Task details
Copy out the entries below in full and exactly.

Material for the task
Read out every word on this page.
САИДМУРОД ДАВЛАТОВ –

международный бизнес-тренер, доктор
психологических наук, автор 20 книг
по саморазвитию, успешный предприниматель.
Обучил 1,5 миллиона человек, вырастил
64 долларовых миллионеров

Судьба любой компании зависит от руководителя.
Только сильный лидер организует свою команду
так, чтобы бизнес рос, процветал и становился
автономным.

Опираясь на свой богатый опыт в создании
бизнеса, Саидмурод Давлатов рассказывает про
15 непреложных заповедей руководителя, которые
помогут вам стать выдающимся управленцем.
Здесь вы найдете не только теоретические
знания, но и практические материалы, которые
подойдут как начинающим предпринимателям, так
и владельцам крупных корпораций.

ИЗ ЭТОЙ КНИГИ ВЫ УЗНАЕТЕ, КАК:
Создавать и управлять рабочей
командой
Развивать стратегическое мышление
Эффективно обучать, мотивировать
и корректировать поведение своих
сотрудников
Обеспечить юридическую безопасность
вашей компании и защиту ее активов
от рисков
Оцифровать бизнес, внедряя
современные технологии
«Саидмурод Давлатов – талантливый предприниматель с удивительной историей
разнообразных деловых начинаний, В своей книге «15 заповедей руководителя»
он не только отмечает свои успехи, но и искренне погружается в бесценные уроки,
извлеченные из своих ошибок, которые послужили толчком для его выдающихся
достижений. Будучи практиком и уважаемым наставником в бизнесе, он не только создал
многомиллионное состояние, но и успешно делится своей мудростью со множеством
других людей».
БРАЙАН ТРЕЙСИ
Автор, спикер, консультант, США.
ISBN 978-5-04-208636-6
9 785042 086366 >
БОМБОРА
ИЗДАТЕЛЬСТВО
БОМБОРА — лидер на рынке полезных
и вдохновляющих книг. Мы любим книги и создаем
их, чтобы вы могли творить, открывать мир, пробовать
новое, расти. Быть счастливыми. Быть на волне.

Completed task
Read out every word on this page.
САИДМУРОД ДАВЛАТОВ –

международный бизнес-тренер, доктор
психологических наук, автор 20 книг
по саморазвитию, успешный предприниматель.
Обучил 1,5 миллиона человек, вырастил
64 долларовых миллионеров

Судьба любой компании зависит от руководителя.
Только сильный лидер организует свою команду
так, чтобы бизнес рос, процветал и становился
автономным.

Опираясь на свой богатый опыт в создании
бизнеса, Саидмурод Давлатов рассказывает про
15 непреложных заповедей руководителя, которые
помогут вам стать выдающимся управленцем.
Здесь вы найдете не только теоретические
знания, но и практические материалы, которые
подойдут как начинающим предпринимателям, так
и владельцам крупных корпораций.

ИЗ ЭТОЙ КНИГИ ВЫ УЗНАЕТЕ, КАК:
Создавать и управлять рабочей
командой
Развивать стратегическое мышление
Эффективно обучать, мотивировать
и корректировать поведение своих
сотрудников
Обеспечить юридическую безопасность
вашей компании и защиту ее активов
от рисков
Оцифровать бизнес, внедряя
современные технологии
«Саидмурод Давлатов – талантливый предприниматель с удивительной историей
разнообразных деловых начинаний, В своей книге «15 заповедей руководителя»
он не только отмечает свои успехи, но и искренне погружается в бесценные уроки,
извлеченные из своих ошибок, которые послужили толчком для его выдающихся
достижений. Будучи практиком и уважаемым наставником в бизнесе, он не только создал
многомиллионное состояние, но и успешно делится своей мудростью со множеством
других людей».
БРАЙАН ТРЕЙСИ
Автор, спикер, консультант, США.
ISBN 978-5-04-208636-6
9 785042 086366 >
БОМБОРА
ИЗДАТЕЛЬСТВО
БОМБОРА — лидер на рынке полезных
и вдохновляющих книг. Мы любим книги и создаем
их, чтобы вы могли творить, открывать мир, пробовать
новое, расти. Быть счастливыми. Быть на волне.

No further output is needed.